__EXTRAHIERTER TEXT__.
________________________

Sie drangen in das Unbekannte vor, um unsere Welt besser kennen zu lernen. Aber warum bringen sich Kletterer im 21. Jahrhundert in Gefahr?
 
Wir wollten uns selbst testen
 
Die drei Bergsteiger Zack, Renan und Freddie wollen das „Moose‘s-Tooth“ Massiv des Denali in Alaska erklettern und überqueren. Dieser „Elchzahn“ ist eine der schwierigsten Strecken eines der anspruchsvollsten Berge in einer der härtesten Gegenden der Welt. Ein erster Versuch zu zweit muss abgebrochen werden. Und auch ein zweiter Versuch zu dritt ist nicht von Erfolg gekrönt …
 
Renan Öztürk und Freddie Wilkinson, zwei der Protagonisten und die Regisseure von „Die unendliche Weite des Himmels“ sind Bergsteiger. Man könnte schreiben, sie sind mit Leib und Seele Bergsteiger. Sie leben für und durch das Bergsteigen. Weil ihr Film ein angenehm ganzheitliches Bild bietet, sehen wir in einigen Szenen auch wie die Männer leben, wenn sie gerade nicht auf Berge klettern. Wenn wir gezeigt bekommen, wie einer der drei leider Jobs ausüben muss, die nichts mit Bergsteigen zu tun haben um sein wahres Leben finanzieren zu können, haben wir tatsächlich Mitleid. Zu traurig ist es, zu sehen wie der arme Mann nicht ständig bergsteigen kann.

________________________

__DIE EINGABE__.
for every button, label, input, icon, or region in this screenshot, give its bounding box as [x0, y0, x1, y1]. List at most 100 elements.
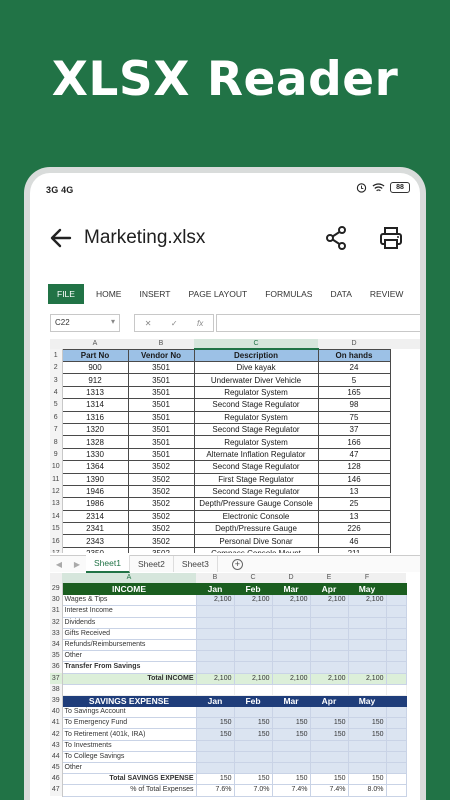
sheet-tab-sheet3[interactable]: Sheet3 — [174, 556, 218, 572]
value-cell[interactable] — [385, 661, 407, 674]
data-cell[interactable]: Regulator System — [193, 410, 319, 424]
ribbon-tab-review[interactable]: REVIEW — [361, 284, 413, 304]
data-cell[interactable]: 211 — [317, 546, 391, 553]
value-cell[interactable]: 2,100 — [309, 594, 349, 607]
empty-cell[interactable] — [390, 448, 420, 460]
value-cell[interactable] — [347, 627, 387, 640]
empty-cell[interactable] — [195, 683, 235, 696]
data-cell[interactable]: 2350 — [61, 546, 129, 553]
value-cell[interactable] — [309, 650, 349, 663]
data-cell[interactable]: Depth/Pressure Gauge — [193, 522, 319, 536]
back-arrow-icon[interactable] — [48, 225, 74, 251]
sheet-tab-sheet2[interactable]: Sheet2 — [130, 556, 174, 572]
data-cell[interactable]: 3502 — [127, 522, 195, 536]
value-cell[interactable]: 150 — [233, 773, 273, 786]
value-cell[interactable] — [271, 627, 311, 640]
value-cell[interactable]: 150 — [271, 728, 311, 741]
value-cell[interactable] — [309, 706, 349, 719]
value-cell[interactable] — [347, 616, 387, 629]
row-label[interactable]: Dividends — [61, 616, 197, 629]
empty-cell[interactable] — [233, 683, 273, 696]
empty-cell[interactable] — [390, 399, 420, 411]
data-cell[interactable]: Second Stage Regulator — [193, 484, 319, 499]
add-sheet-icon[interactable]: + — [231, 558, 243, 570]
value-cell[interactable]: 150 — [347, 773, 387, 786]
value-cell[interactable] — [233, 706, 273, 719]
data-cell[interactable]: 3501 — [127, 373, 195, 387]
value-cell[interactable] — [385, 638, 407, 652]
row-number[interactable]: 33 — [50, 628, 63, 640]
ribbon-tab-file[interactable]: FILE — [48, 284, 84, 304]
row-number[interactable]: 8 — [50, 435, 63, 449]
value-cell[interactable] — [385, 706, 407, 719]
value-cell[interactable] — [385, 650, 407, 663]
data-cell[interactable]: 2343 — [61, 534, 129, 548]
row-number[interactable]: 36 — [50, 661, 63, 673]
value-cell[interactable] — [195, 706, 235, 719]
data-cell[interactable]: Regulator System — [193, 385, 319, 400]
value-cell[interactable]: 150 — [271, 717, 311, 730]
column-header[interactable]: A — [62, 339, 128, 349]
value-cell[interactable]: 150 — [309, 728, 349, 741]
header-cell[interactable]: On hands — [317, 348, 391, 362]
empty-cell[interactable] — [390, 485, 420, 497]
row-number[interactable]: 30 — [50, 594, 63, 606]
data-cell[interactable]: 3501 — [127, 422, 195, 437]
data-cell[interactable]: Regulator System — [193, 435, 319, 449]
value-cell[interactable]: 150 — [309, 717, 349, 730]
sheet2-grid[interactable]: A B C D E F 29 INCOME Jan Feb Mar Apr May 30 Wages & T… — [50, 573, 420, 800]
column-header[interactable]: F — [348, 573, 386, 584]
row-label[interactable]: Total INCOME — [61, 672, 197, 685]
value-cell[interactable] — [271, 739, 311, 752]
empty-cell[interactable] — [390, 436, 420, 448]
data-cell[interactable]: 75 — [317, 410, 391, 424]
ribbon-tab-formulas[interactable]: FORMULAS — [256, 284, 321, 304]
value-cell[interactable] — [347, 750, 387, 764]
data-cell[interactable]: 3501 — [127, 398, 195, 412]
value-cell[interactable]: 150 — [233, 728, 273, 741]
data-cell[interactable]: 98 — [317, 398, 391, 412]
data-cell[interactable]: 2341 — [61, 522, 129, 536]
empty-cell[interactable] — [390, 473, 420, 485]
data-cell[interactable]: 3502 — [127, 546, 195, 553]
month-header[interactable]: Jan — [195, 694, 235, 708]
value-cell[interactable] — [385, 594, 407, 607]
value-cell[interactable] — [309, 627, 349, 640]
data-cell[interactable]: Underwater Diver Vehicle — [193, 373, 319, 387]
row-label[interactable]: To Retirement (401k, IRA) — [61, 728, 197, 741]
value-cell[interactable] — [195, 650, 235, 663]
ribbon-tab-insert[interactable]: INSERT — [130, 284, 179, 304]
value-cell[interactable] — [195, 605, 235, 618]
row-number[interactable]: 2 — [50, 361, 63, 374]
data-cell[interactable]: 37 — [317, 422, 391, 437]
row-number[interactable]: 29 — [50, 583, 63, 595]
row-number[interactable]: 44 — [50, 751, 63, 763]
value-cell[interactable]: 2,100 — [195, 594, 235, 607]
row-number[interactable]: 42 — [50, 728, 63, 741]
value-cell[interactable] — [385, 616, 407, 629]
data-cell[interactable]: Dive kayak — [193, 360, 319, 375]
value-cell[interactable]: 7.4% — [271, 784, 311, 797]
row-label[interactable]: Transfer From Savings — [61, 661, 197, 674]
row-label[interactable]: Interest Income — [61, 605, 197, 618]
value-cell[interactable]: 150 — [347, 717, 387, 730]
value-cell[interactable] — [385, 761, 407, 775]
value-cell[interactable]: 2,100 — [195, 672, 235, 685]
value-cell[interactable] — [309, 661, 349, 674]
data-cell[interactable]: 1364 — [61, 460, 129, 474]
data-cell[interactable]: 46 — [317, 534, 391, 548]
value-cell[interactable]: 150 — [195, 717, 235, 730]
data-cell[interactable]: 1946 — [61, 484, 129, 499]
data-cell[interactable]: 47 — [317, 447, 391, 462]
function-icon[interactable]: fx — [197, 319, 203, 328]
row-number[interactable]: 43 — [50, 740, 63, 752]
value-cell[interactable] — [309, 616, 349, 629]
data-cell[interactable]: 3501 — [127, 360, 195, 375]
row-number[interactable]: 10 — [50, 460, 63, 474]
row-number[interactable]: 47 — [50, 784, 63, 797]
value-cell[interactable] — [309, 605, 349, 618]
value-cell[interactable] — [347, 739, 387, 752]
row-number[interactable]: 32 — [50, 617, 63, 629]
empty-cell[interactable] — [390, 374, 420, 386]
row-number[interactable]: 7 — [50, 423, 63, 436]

________________________

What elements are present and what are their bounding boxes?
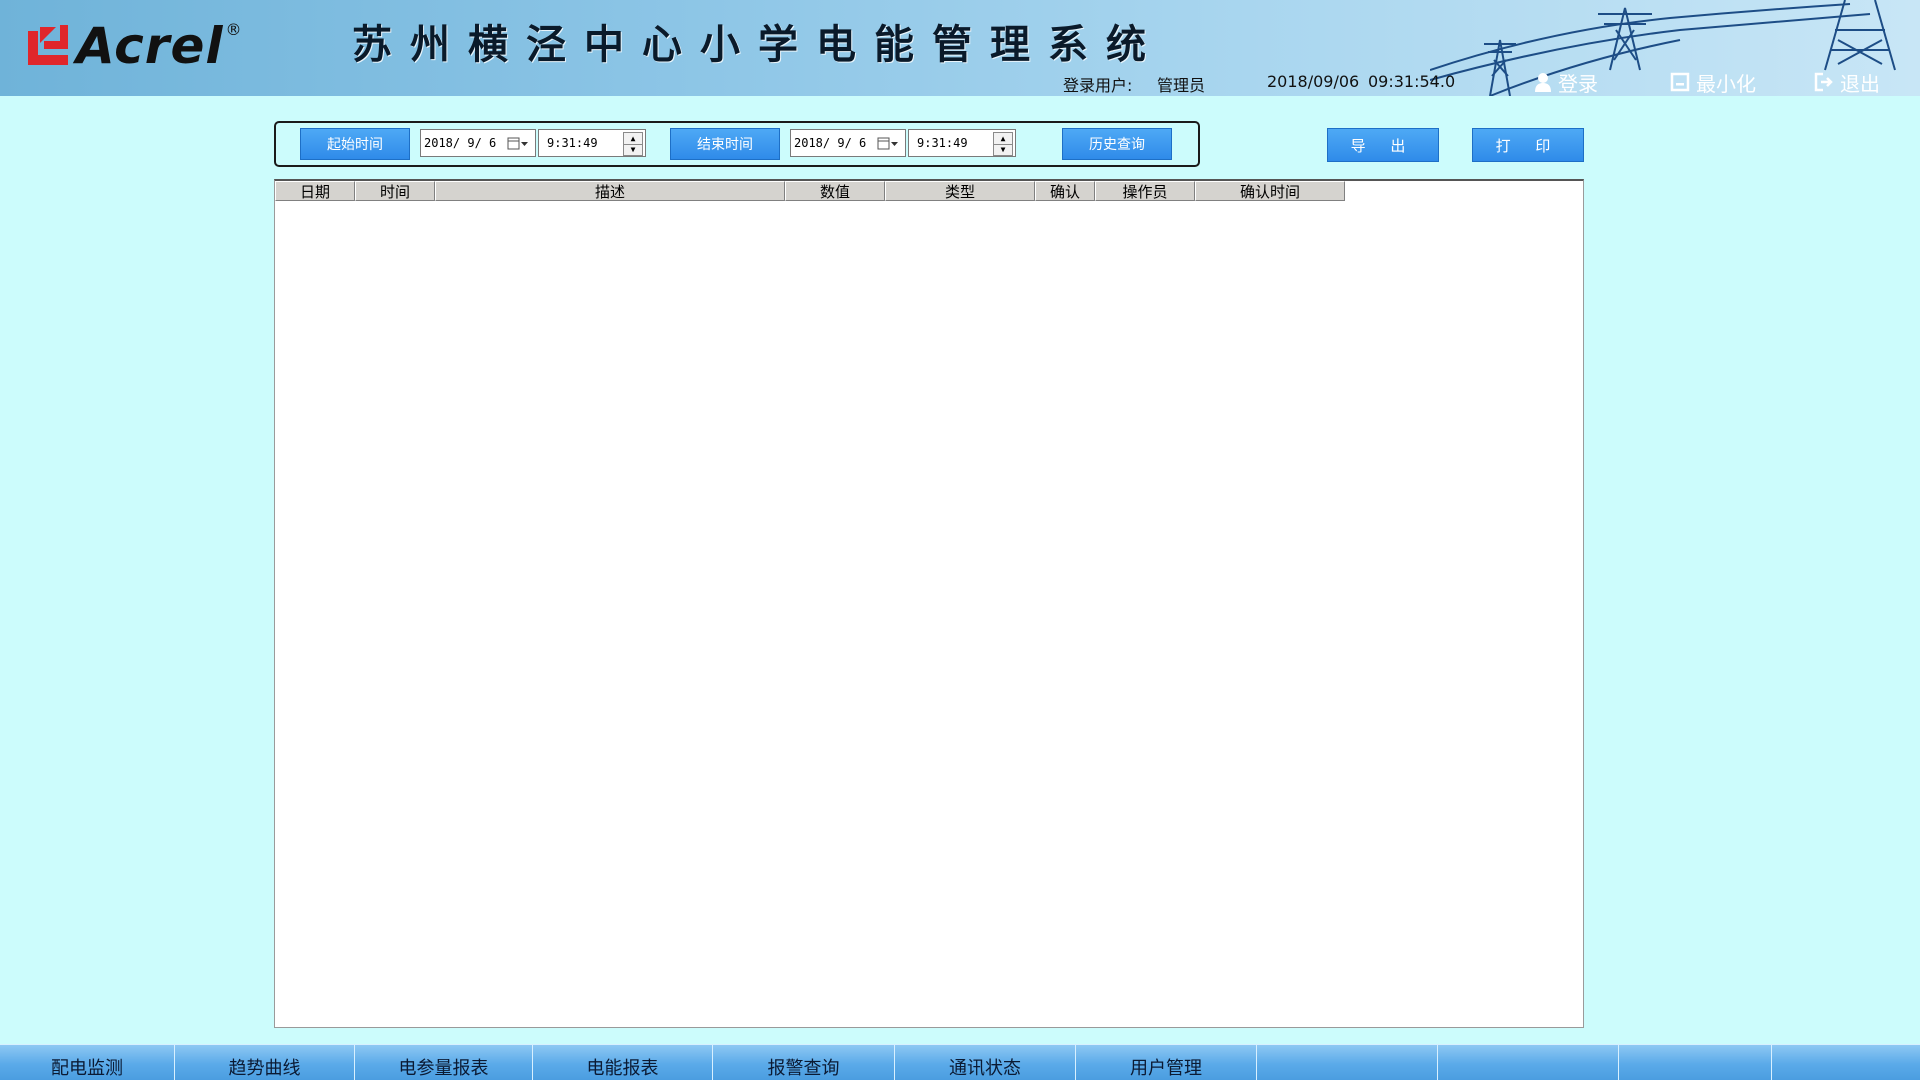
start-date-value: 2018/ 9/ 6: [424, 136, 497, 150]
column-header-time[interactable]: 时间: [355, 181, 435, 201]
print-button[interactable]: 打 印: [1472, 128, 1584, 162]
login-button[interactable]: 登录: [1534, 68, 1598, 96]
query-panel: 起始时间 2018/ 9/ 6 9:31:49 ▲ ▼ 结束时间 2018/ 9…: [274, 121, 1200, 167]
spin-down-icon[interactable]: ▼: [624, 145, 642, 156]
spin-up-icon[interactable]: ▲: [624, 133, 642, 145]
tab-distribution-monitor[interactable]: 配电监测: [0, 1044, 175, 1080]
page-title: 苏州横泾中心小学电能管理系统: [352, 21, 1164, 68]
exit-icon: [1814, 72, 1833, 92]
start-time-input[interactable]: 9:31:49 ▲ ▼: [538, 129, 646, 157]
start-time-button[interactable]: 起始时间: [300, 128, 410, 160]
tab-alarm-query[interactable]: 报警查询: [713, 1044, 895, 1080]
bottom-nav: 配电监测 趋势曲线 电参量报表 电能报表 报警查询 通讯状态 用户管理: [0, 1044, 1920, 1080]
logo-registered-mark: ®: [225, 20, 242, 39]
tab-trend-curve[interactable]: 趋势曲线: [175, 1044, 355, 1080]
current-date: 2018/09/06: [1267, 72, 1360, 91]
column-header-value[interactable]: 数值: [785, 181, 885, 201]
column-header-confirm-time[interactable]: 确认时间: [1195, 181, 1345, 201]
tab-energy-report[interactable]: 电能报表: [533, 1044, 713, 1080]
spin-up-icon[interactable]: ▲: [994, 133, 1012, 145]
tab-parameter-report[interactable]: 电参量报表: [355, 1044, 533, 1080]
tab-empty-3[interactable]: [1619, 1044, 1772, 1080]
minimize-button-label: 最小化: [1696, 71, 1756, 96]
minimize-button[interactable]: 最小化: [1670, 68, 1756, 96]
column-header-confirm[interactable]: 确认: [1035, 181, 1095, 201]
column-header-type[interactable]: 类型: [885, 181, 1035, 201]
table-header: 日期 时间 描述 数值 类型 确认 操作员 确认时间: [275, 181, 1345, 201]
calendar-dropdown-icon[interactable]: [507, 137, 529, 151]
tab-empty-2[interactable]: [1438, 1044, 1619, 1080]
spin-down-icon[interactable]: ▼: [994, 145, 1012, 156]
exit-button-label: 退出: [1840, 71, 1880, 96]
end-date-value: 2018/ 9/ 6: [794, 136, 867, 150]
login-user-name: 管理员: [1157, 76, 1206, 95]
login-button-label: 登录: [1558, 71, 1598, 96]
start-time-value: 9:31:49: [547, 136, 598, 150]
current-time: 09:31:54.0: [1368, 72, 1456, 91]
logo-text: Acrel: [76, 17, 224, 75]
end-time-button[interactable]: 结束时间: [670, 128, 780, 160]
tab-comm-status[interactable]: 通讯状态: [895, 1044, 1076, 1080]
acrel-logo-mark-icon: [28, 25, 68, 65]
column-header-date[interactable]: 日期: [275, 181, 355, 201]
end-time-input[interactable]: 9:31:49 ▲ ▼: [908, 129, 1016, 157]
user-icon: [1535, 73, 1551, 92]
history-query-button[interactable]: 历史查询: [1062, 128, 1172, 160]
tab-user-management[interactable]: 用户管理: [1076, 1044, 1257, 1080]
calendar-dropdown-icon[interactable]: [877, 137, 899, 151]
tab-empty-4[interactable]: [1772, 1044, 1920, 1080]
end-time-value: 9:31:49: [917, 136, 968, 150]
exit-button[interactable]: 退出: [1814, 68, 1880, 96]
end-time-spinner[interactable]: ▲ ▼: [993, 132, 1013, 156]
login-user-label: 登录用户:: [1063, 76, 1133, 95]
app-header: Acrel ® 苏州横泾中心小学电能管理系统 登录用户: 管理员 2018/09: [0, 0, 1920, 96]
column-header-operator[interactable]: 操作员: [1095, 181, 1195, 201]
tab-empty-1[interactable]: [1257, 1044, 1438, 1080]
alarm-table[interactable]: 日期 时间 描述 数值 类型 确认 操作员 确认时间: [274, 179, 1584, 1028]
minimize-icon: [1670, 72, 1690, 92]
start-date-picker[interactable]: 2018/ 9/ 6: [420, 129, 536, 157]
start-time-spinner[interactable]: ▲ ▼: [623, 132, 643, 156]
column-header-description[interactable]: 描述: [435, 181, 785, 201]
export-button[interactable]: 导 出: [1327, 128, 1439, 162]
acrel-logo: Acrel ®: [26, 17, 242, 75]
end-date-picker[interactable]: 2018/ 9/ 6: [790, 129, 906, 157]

________________________

__AUFGABEN__.
1. Welches Massiv wollen die drei Bergsteiger laut dem Text über den Bergsteigerfilm erklettern und überqueren?
2. Überführe den Abschnitt der Auflistung, der mit der Zeile mit „start-date-value: 2018/ 9/“ beginnt und mit der Zeile mit „start-time-input[interactable]: 9:31:49 ▲“ endet, in eine JSON-Liste von Zeichenketten mit je einem Eintrag pro Zeile und ohne Leerzeilen. Beide Grenzzeilen gehören dazu.
Die Auflistung hat mit dem Text über den Bergsteigerfilm nichts zu tun.

__ANTWORTEN JE AUFGABE__.
1. Das „Moose‘s-Tooth“ Massiv des Denali in Alaska.

2.
[
  "start-date-value: 2018/ 9/ 6: [424, 136, 497, 150]",
  "column-header-time[interactable]: 时间: [355, 181, 435, 201]",
  "print-button[interactable]: 打 印: [1472, 128, 1584, 162]",
  "login-button[interactable]: 登录: [1534, 68, 1598, 96]",
  "query-panel: 起始时间 2018/ 9/ 6 9:31:49 ▲ ▼ 结束时间 2018/ 9…: [274, 121, 1200, 167]",
  "spin-down-icon[interactable]: ▼: [624, 145, 642, 156]",
  "spin-up-icon[interactable]: ▲: [624, 133, 642, 145]",
  "tab-distribution-monitor[interactable]: 配电监测: [0, 1044, 175, 1080]",
  "page-title: 苏州横泾中心小学电能管理系统: [352, 21, 1164, 68]",
  "exit-icon: [1814, 72, 1833, 92]",
  "start-time-input[interactable]: 9:31:49 ▲ ▼: [538, 129, 646, 157]"
]